▸ WRITTEN TASK: In the records below, can you arrange the lines as a numbered list, starting with the line that contains "Patent image size: (775, 765)." and ending with the line that contains "The endcap 121 is at (270, 383).", both included, with blank lines left out?

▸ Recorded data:
BEGIN

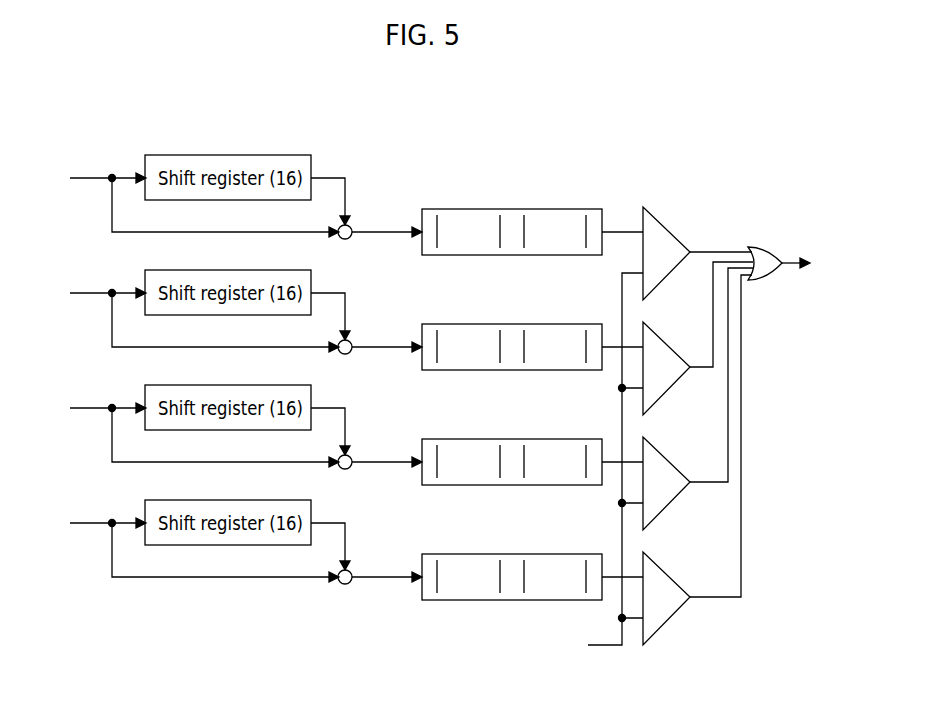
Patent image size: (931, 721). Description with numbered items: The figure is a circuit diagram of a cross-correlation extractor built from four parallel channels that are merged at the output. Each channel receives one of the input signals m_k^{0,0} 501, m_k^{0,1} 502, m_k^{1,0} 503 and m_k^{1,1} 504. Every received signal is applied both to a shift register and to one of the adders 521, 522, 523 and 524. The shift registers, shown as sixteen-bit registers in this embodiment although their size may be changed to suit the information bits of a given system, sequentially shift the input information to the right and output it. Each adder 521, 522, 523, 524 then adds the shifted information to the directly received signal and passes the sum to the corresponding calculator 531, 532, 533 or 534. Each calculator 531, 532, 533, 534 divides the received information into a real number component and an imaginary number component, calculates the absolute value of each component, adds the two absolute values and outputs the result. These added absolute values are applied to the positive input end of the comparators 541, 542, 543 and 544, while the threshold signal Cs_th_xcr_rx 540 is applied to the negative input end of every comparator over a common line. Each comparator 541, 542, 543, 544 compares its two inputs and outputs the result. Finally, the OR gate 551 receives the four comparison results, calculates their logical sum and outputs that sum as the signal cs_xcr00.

The signal m_k^{0,0} 501 is at (48, 197).
The signal m_k^{0,1} 502 is at (48, 312).
The signal m_k^{1,0} 503 is at (48, 427).
The signal m_k^{1,1} 504 is at (48, 542).
The adder 521 is at (350, 240).
The adder 522 is at (350, 355).
The adder 523 is at (350, 470).
The adder 524 is at (350, 585).
The calculator 531 is at (563, 208).
The calculator 532 is at (563, 323).
The calculator 533 is at (563, 438).
The calculator 534 is at (563, 553).
The signal Cs_th_xcr_rx 540 is at (558, 662).
The comparator 541 is at (655, 213).
The comparator 542 is at (655, 328).
The comparator 543 is at (655, 443).
The comparator 544 is at (655, 558).
The OR gate 551 is at (750, 245).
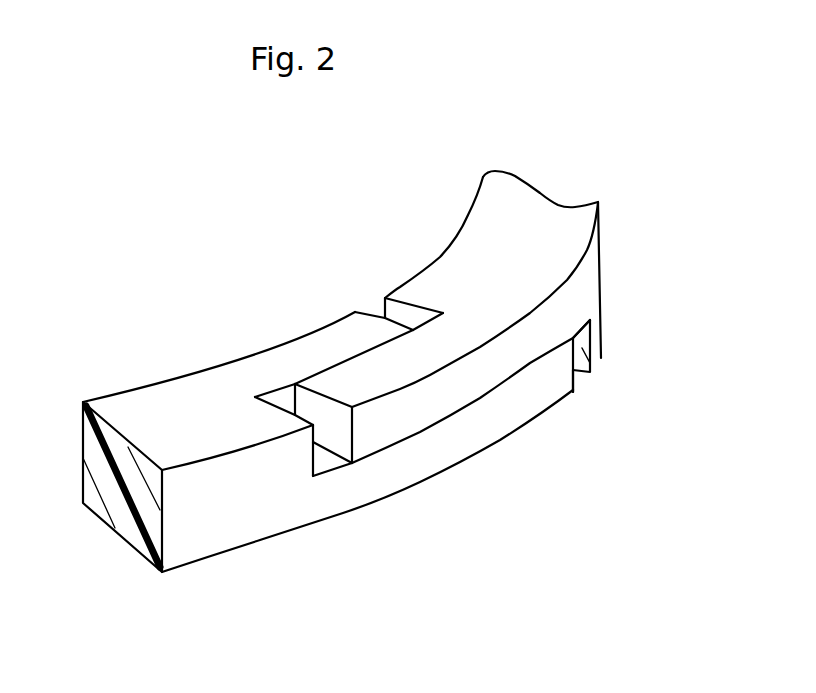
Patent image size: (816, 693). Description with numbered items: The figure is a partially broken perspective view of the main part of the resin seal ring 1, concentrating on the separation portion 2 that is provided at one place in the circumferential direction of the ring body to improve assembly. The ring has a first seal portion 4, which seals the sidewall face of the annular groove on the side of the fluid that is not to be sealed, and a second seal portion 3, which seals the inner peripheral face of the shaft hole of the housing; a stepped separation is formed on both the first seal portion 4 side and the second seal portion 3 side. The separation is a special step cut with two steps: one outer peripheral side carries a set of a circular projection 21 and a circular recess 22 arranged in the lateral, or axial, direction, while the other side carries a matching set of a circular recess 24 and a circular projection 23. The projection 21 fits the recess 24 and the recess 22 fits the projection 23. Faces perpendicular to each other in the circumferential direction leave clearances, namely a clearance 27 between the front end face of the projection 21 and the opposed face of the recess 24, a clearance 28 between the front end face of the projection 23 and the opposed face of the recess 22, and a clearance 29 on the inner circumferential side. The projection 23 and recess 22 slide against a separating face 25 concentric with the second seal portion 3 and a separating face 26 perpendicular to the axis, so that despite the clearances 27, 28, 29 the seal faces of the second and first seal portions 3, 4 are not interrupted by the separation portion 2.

The seal ring 1 is at (517, 207).
The separation portion 2 is at (518, 563).
The second seal portion 3 is at (197, 532).
The first seal portion 4 is at (157, 407).
The projection 21 is at (528, 397).
The recess 22 is at (320, 458).
The projection 23 is at (342, 387).
The recess 24 is at (601, 358).
The separating face 25 is at (357, 357).
The separating face 26 is at (432, 428).
The clearance 27 is at (580, 382).
The clearance 28 is at (275, 389).
The clearance 29 is at (370, 308).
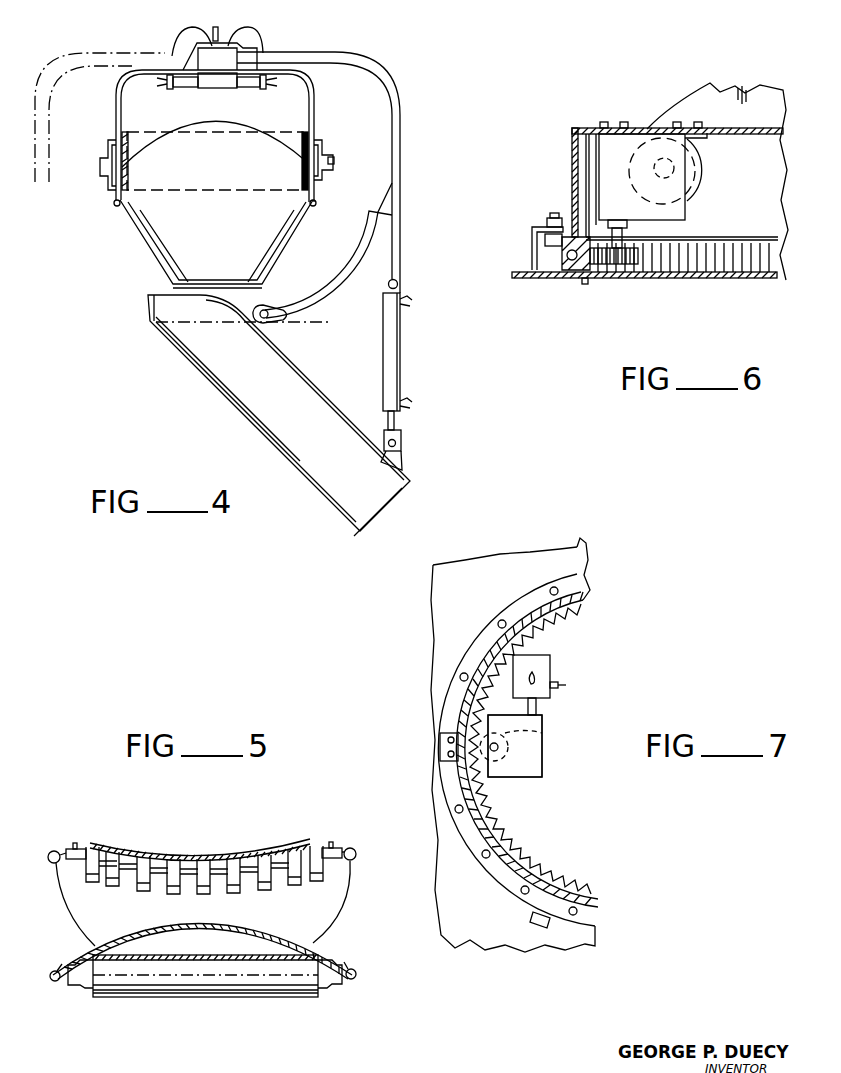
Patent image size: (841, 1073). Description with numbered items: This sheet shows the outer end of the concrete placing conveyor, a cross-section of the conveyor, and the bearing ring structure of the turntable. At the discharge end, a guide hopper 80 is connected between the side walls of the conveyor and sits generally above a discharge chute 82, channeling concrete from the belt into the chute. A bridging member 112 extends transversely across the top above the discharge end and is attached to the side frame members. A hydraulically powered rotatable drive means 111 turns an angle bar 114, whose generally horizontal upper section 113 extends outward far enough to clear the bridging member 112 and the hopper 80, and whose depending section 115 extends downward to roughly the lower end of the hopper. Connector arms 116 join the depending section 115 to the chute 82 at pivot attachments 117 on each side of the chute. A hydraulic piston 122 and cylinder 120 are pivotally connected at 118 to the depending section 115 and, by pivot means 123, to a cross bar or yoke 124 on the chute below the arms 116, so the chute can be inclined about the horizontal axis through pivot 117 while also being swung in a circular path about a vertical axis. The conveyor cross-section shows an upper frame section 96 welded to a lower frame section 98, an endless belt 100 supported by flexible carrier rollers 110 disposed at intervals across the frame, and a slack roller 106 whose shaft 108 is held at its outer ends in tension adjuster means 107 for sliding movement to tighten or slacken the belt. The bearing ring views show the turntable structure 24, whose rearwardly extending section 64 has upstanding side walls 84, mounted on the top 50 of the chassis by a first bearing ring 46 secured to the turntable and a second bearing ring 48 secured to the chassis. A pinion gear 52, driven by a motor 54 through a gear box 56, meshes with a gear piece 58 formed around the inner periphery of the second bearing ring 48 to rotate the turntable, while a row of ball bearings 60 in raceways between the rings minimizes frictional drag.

In FIG. 6, the turntable structure 24 is at (668, 106).
In FIG. 6, the first bearing ring 46 is at (562, 253).
In FIG. 7, the first bearing ring 46 is at (584, 594).
In FIG. 6, the second bearing ring 48 is at (594, 264).
In FIG. 6, the top of the chassis 50 is at (520, 272).
In FIG. 7, the top of the chassis 50 is at (513, 568).
In FIG. 6, the pinion gear 52 is at (680, 212).
In FIG. 7, the pinion gear 52 is at (543, 739).
In FIG. 6, the motor 54 is at (702, 168).
In FIG. 7, the motor 54 is at (551, 668).
In FIG. 7, the gear box 56 is at (542, 763).
In FIG. 6, the gear piece 58 is at (742, 260).
In FIG. 7, the gear piece 58 is at (582, 603).
In FIG. 6, the ball bearings 60 is at (573, 262).
In FIG. 6, the rearwardly extending section 64 is at (571, 175).
In FIG. 7, the rearwardly extending section 64 is at (582, 555).
In FIG. 4, the guide hopper 80 is at (150, 236).
In FIG. 4, the discharge chute 82 is at (245, 403).
In FIG. 6, the side walls 84 is at (730, 100).
In FIG. 5, the upper frame section 96 is at (350, 890).
In FIG. 5, the lower frame section 98 is at (330, 951).
In FIG. 4, the endless belt 100 is at (292, 137).
In FIG. 5, the endless belt 100 is at (233, 853).
In FIG. 4, the slack roller 106 is at (130, 134).
In FIG. 4, the tension adjuster means 107 is at (329, 152).
In FIG. 4, the shaft 108 is at (334, 160).
In FIG. 5, the flexible carrier rollers 110 is at (312, 842).
In FIG. 4, the rotatable drive means 111 is at (212, 60).
In FIG. 4, the bridging member 112 is at (308, 78).
In FIG. 4, the upper section 113 is at (294, 57).
In FIG. 4, the angle bar 114 is at (386, 63).
In FIG. 4, the depending section 115 is at (401, 166).
In FIG. 4, the connector arms 116 is at (330, 288).
In FIG. 4, the pivot attachments 117 is at (282, 318).
In FIG. 4, the pivotal connection 118 is at (398, 285).
In FIG. 4, the cylinder 120 is at (401, 356).
In FIG. 4, the hydraulic piston 122 is at (401, 419).
In FIG. 4, the pivot means 123 is at (402, 445).
In FIG. 4, the cross bar or yoke 124 is at (395, 457).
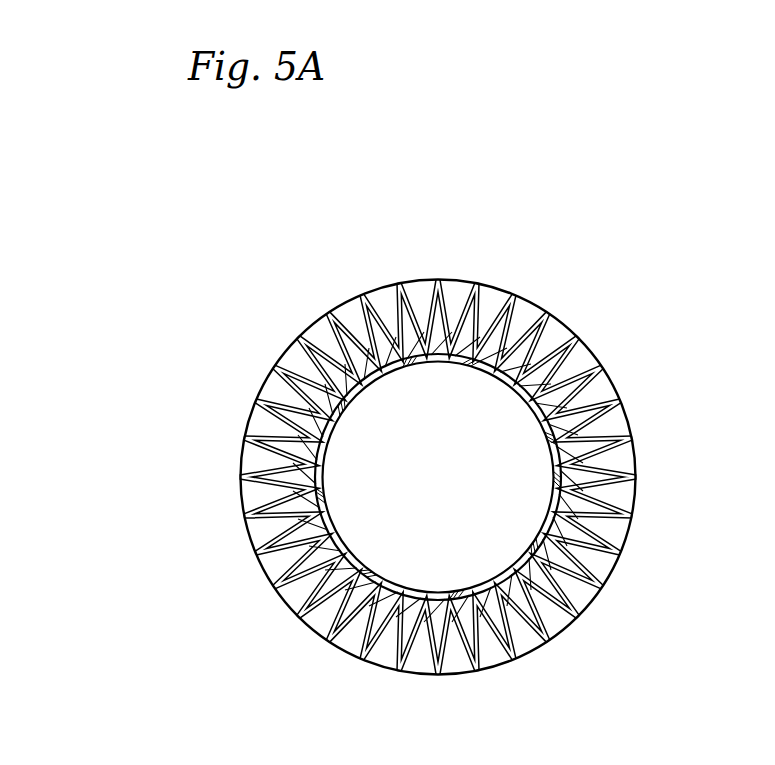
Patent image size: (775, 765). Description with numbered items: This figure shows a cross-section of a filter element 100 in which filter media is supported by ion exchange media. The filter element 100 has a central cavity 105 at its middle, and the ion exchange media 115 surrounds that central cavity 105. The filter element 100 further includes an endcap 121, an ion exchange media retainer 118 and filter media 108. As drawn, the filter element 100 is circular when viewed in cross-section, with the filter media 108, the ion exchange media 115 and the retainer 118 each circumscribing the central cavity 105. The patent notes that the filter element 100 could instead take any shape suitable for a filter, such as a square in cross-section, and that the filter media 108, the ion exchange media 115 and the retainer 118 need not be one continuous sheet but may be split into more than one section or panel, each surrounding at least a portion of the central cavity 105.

The filter element 100 is at (563, 228).
The central cavity 105 is at (477, 405).
The filter media 108 is at (257, 440).
The ion exchange media 115 is at (567, 408).
The ion exchange media retainer 118 is at (547, 540).
The endcap 121 is at (270, 383).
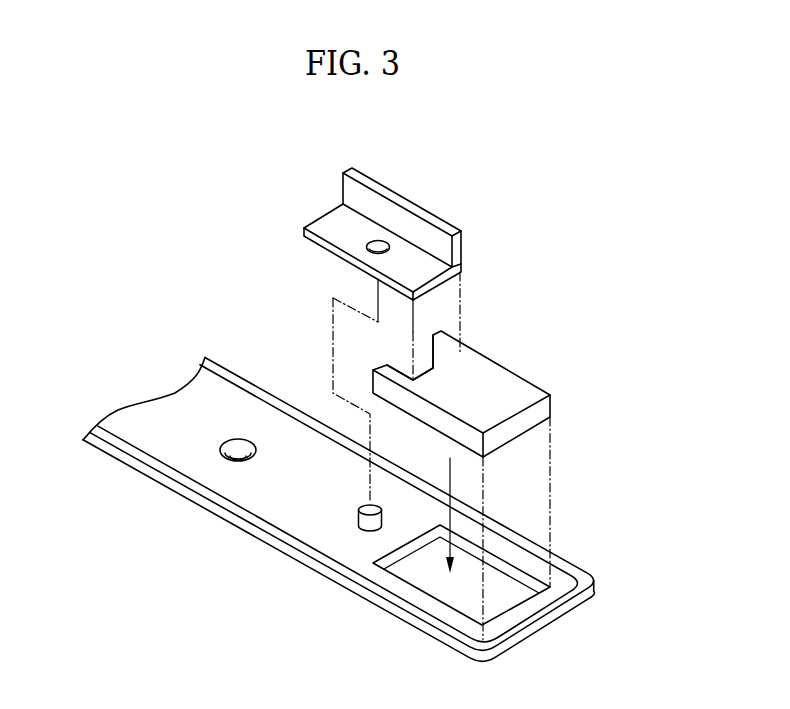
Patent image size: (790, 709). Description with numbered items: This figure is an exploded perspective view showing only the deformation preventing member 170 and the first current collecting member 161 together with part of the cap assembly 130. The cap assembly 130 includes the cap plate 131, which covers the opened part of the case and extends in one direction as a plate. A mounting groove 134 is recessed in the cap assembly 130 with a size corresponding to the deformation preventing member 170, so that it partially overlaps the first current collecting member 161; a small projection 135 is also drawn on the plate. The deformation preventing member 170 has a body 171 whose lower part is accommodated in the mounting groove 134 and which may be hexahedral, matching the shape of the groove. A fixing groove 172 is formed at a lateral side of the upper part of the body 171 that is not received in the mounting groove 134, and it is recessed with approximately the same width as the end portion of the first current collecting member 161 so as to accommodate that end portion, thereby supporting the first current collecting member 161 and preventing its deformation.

The cap assembly 130 is at (158, 492).
The cap plate 131 is at (278, 513).
The mounting groove 134 is at (468, 582).
The guide pin 135 is at (365, 530).
The first current collecting member 161 is at (418, 232).
The deformation preventing member 170 is at (508, 379).
The body 171 is at (510, 387).
The fixing groove 172 is at (424, 366).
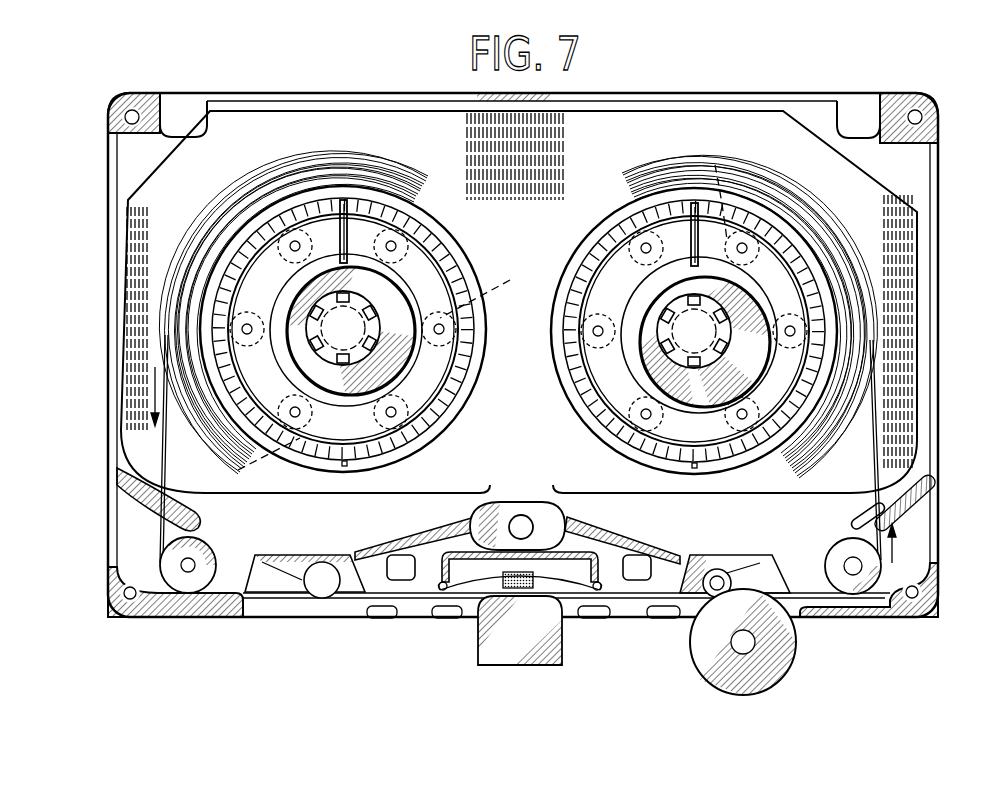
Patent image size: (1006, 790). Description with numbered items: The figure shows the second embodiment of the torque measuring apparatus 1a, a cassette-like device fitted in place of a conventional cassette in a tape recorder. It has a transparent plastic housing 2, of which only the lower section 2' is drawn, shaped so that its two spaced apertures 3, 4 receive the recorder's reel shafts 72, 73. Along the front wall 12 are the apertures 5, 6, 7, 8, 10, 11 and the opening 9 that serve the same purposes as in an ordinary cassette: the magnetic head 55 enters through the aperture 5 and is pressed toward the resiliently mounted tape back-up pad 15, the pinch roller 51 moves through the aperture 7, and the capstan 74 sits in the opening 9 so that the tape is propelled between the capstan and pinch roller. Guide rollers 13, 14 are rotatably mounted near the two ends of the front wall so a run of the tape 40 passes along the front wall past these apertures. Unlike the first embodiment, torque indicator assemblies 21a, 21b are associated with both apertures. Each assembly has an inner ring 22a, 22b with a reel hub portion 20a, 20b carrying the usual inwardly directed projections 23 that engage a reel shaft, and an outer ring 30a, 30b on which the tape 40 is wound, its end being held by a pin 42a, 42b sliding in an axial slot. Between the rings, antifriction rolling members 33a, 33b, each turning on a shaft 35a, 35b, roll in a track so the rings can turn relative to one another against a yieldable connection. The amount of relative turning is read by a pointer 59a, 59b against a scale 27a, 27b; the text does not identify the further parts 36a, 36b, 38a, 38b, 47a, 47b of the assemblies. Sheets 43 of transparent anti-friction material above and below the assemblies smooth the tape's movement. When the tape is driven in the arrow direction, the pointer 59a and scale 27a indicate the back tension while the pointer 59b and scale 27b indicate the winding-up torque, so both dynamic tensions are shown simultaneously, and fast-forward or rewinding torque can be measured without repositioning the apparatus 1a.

The torque measuring apparatus 1a is at (945, 150).
The housing 2 is at (949, 353).
The lower section of the housing 2' is at (546, 322).
The sheets of transparent anti-friction material 43 is at (148, 300).
The outer ring 30a is at (250, 440).
The outer ring 30b is at (560, 393).
The torque indicator assembly 21a is at (410, 200).
The torque indicator assembly 21b is at (752, 192).
The scale 27a is at (420, 238).
The scale 27b is at (780, 255).
The graduated ring 38a is at (402, 462).
The graduated ring 38b is at (718, 462).
The flange ring 36a is at (441, 265).
The flange ring 36b is at (798, 300).
The flange step 47a is at (456, 290).
The flange step 47b is at (800, 290).
The inner ring 22a is at (333, 378).
The inner ring 22b is at (695, 388).
The aperture 3 is at (375, 340).
The aperture 4 is at (722, 355).
The reel hub portion 20a is at (303, 298).
The reel hub portion 20b is at (678, 375).
The inwardly directed projections 23 is at (326, 350).
The shaft 35a is at (394, 416).
The shaft 35b is at (745, 418).
The pointer 59a is at (347, 205).
The pointer 59b is at (692, 212).
The reel shaft 72 is at (358, 232).
The reel shaft 73 is at (639, 292).
The pin 42a is at (344, 466).
The pin 42b is at (696, 468).
The antifriction rolling members 33a is at (258, 467).
The antifriction rolling members 33b is at (583, 228).
The front wall 12 is at (181, 612).
The aperture 5 is at (468, 613).
The aperture 7 is at (688, 612).
The tape 40 is at (160, 548).
The guide roller 13 is at (200, 555).
The guide roller 14 is at (858, 590).
The aperture 6 is at (337, 612).
The aperture 8 is at (312, 590).
The aperture 10 is at (400, 580).
The aperture 11 is at (636, 580).
The tape back-up pad 15 is at (523, 590).
The magnetic head 55 is at (560, 632).
The opening 9 is at (710, 575).
The capstan 74 is at (722, 580).
The pinch roller 51 is at (792, 632).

END

▸ SOLVED PROBLEM:
1. Patent image size: (775, 765). Description with numbered items: This figure shows a cross-section of a filter element 100 in which filter media is supported by ion exchange media. The filter element 100 has a central cavity 105 at its middle, and the ion exchange media 115 surrounds that central cavity 105. The filter element 100 further includes an endcap 121, an ion exchange media retainer 118 and filter media 108. As drawn, the filter element 100 is circular when viewed in cross-section, with the filter media 108, the ion exchange media 115 and the retainer 118 each circumscribing the central cavity 105. The patent notes that the filter element 100 could instead take any shape suitable for a filter, such as a square in cross-section, and that the filter media 108, the ion exchange media 115 and the retainer 118 need not be one continuous sheet but may be split into more than one section or panel, each surrounding at least a portion of the central cavity 105.
2. The filter element 100 is at (563, 228).
3. The central cavity 105 is at (477, 405).
4. The filter media 108 is at (257, 440).
5. The ion exchange media 115 is at (567, 408).
6. The ion exchange media retainer 118 is at (547, 540).
7. The endcap 121 is at (270, 383).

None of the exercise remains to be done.